I used "term" bc it makes room for a little bit of (mental) shifting for some ppl... Everyone (non-specialists included) uses "w*rd". Nothing is 100% --- when it comes to "language" or abstract concepts (or everything in the empirical world?), but 99% is better than 98 or 60%. (E.g. we may have 99% of known lgs in character encoding down vs. a very shaky never-ending-story with w-segmentation, not even for one language.)
On Mon, Jun 20, 2022 at 11:18 PM Daniel HENKEL daniel.henkel@univ-paris8.fr wrote:
Just to clarify my position, I don't actually think that the En. lexeme “w*rd” is easy to define, precise or theoretically well-founded (I prefer “lexeme” here, as Ada's previous use of “term” is improper from a wusterian point of view, given that “w*rd” lacks distinctive traits due to its notorious ambiguity).

___

* **SET TASKS**:
A – List every distinct expression enclosed in quotation marks in the thread above about defining “w*rd”.
B – Carry on the thread about defining “w*rd”, starting after its final sentence.

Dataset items

___

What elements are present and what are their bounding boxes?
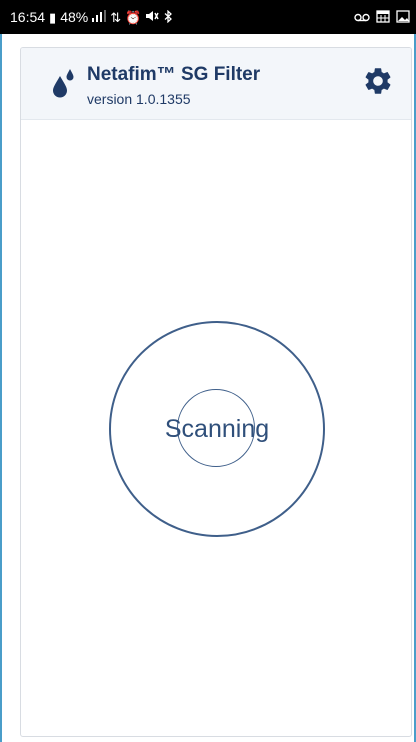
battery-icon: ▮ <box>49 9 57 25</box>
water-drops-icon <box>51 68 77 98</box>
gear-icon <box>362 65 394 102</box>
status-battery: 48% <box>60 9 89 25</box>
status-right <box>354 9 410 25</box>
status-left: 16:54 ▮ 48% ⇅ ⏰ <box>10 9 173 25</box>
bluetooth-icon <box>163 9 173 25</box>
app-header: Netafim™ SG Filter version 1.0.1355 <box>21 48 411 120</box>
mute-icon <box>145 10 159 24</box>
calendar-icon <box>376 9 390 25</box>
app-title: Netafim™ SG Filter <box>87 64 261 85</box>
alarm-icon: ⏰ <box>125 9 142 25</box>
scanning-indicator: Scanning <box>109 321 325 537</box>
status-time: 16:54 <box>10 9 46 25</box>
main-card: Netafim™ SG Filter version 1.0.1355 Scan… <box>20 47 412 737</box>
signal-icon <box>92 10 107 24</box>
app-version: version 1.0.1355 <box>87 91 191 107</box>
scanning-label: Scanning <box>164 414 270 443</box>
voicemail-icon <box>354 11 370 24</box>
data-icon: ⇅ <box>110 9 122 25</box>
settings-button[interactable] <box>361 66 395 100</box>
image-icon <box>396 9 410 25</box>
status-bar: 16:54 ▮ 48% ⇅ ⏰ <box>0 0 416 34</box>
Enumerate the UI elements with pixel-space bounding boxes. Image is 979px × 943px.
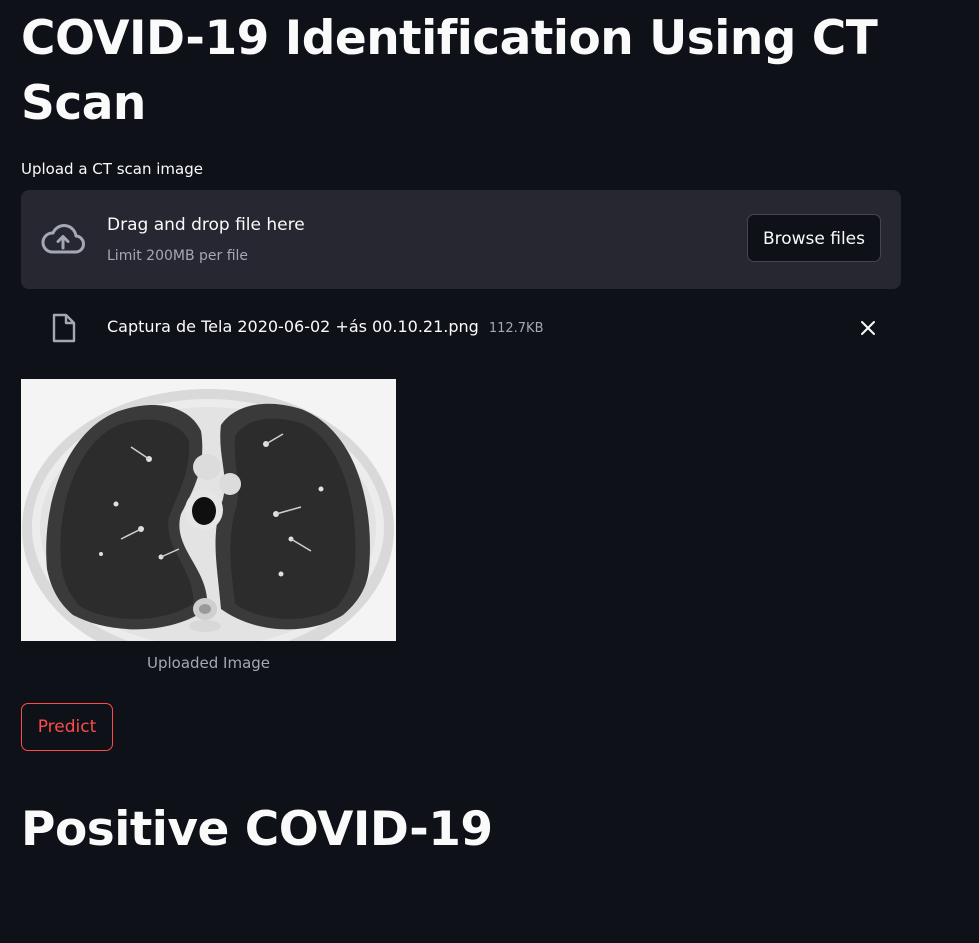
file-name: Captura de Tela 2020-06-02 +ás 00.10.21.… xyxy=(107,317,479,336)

___

* **RESPONSES IN ORDER**:
A – term, w*rd, language, lexeme

B –
The situation is similar in mathematics where “number” is used to denote a variety of concepts such as natural numbers, integers, fractions, real numbers, irrational numbers, imaginary numbers … which may be inclusive or exclusive of each other. There are thus numerous contexts in which colloquial use of the w*rd “number” would be imprecise, inappropriate and might even lead to confusion. Nonetheless, I'm not aware of any mathematicians who advocate censorship of the w*rd “number”.
If “w*rd” lacks a clear definition and a clear theoretical foundation (which I actually agree with), then it can't really be used as a “term” until the concept has been given an adequate definition in relation to other terms within the relevant domain or theoretical framework.
On the other hand, though precise terminology is always preferable whenever and wherever precision is necessary, there's nothing ever to be gained scientifically through censorship (sorry to use an ungood w*rd, but, in all earnestness, when I see a spade I call it a “spade”).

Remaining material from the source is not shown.